**Work instructions:** From the entries that follow, list every line in which the string "name" appears.

**Given data:**
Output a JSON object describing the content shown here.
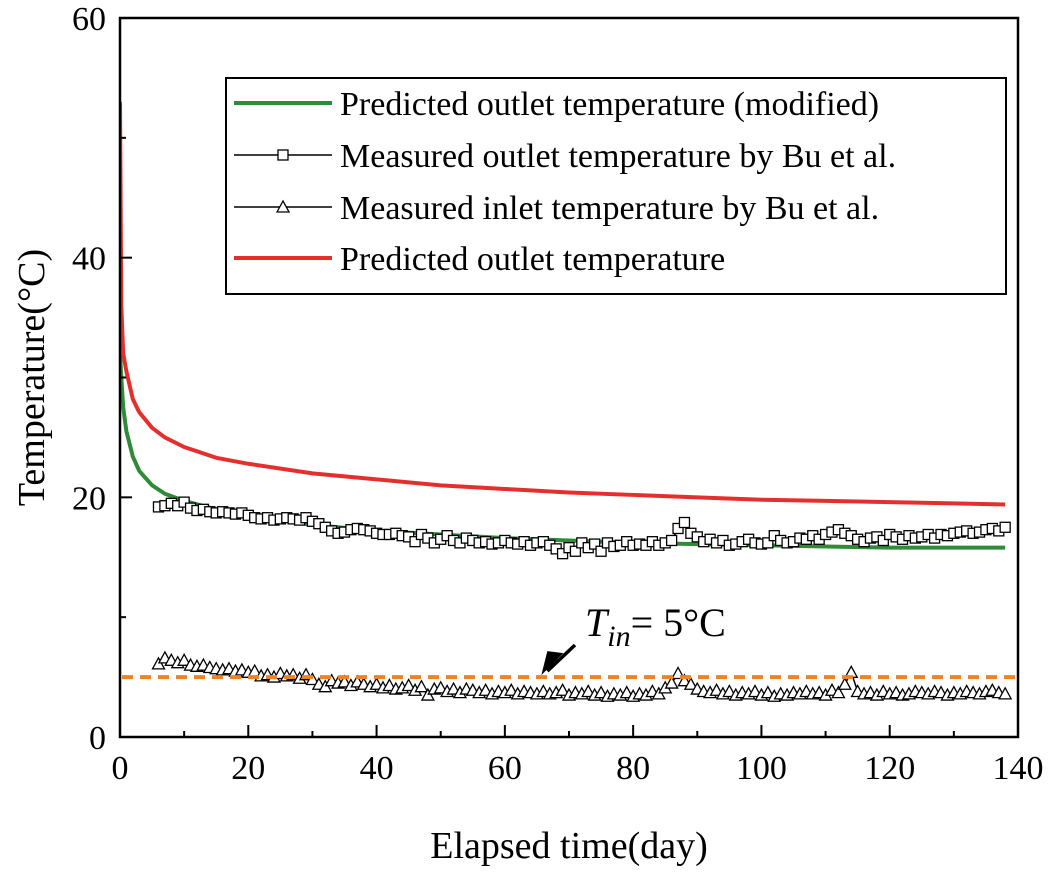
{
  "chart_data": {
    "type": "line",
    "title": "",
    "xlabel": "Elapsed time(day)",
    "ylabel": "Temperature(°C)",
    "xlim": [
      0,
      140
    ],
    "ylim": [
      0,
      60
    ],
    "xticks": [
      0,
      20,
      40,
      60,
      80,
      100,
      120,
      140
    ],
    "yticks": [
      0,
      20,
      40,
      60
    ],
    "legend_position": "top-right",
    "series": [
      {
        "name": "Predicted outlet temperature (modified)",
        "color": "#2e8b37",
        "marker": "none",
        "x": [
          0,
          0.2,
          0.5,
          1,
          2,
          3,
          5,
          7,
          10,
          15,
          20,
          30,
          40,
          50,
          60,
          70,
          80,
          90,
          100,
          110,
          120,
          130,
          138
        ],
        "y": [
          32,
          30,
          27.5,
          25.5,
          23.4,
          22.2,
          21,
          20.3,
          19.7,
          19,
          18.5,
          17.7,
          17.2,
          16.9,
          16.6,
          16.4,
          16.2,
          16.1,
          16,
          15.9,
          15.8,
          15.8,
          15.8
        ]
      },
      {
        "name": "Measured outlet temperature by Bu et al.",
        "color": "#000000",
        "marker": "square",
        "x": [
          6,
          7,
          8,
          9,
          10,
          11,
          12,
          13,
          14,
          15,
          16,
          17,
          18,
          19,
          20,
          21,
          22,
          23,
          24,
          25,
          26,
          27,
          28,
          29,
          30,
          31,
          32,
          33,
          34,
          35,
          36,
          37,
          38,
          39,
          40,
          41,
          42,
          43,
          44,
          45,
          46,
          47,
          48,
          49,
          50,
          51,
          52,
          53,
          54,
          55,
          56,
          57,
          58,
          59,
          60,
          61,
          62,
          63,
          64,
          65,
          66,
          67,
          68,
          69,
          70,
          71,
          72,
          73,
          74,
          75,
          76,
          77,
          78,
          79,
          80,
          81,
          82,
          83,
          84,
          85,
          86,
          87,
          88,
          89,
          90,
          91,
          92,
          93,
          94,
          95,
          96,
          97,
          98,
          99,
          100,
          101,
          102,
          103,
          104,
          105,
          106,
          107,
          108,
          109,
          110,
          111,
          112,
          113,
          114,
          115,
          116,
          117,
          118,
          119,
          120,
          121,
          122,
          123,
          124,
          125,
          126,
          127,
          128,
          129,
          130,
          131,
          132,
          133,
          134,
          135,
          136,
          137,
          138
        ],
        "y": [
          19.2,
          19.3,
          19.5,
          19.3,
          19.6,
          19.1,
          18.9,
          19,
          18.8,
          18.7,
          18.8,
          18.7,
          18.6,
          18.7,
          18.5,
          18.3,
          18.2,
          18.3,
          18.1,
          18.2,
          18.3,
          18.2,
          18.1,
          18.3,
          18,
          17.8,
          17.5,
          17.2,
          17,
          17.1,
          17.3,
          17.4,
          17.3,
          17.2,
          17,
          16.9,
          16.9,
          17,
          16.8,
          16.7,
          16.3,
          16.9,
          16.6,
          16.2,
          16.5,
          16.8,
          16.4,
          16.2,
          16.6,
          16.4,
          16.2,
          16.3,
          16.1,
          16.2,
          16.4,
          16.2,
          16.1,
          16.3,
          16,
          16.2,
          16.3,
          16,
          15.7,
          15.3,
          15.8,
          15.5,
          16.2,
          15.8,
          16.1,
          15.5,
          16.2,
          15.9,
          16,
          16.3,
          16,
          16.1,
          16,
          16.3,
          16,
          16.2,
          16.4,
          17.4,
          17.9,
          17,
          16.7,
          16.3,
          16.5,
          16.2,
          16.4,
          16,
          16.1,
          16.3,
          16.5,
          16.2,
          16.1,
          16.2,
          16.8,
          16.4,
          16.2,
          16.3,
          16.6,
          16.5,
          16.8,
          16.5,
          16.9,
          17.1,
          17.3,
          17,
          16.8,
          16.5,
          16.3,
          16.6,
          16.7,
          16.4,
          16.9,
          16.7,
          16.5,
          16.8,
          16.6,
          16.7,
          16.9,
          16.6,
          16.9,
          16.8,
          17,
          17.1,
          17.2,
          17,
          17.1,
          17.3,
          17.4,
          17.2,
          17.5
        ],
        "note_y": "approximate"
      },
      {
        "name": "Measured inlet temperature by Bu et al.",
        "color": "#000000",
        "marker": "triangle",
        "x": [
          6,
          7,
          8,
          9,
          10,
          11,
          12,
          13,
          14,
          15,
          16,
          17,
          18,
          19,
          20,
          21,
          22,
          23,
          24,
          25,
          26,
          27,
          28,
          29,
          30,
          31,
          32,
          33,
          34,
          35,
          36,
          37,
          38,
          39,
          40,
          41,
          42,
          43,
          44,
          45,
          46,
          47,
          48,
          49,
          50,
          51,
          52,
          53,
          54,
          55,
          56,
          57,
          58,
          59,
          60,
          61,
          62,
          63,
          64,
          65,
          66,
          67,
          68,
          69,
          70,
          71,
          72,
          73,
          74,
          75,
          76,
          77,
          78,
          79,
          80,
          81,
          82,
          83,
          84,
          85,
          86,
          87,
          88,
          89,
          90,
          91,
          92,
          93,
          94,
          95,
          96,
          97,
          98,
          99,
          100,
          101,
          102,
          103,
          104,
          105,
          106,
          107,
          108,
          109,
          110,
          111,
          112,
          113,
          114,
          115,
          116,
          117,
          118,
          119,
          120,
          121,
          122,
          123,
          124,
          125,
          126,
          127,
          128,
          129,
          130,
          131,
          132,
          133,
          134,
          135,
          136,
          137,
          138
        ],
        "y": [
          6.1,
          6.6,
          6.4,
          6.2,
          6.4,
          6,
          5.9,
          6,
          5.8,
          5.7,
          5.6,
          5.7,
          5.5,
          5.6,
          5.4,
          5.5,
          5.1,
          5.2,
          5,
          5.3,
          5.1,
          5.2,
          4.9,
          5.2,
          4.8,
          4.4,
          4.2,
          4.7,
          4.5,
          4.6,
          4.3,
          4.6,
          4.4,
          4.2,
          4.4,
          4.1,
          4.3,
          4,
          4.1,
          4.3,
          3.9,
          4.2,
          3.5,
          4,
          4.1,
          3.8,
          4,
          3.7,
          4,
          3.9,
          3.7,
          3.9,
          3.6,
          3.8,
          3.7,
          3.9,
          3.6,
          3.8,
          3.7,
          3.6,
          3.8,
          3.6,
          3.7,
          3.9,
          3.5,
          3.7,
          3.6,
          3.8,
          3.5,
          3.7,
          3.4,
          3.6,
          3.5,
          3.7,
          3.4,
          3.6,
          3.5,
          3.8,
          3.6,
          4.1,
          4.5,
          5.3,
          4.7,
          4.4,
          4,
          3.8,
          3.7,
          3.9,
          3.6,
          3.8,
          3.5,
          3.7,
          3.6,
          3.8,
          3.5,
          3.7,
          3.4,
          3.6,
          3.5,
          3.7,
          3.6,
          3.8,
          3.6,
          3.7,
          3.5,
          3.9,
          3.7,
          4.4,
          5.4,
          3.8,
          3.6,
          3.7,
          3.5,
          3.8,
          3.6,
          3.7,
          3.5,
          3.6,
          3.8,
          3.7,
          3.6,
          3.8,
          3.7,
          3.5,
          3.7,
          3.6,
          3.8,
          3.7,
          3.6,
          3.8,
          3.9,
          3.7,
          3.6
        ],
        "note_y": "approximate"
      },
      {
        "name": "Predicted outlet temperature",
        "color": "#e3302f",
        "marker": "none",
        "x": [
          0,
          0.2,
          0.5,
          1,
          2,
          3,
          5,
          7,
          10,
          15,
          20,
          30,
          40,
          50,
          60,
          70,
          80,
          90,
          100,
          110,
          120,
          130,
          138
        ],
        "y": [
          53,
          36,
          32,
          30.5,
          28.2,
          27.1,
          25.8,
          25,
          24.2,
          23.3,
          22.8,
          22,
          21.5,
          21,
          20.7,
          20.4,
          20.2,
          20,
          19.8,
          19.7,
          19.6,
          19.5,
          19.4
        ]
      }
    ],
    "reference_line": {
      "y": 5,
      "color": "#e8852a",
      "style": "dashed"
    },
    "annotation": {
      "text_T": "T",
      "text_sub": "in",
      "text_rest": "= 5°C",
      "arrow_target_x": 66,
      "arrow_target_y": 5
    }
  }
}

**Correct response:**
        "name": "Predicted outlet temperature (modified)",
        "name": "Measured outlet temperature by Bu et al.",
        "name": "Measured inlet temperature by Bu et al.",
        "name": "Predicted outlet temperature",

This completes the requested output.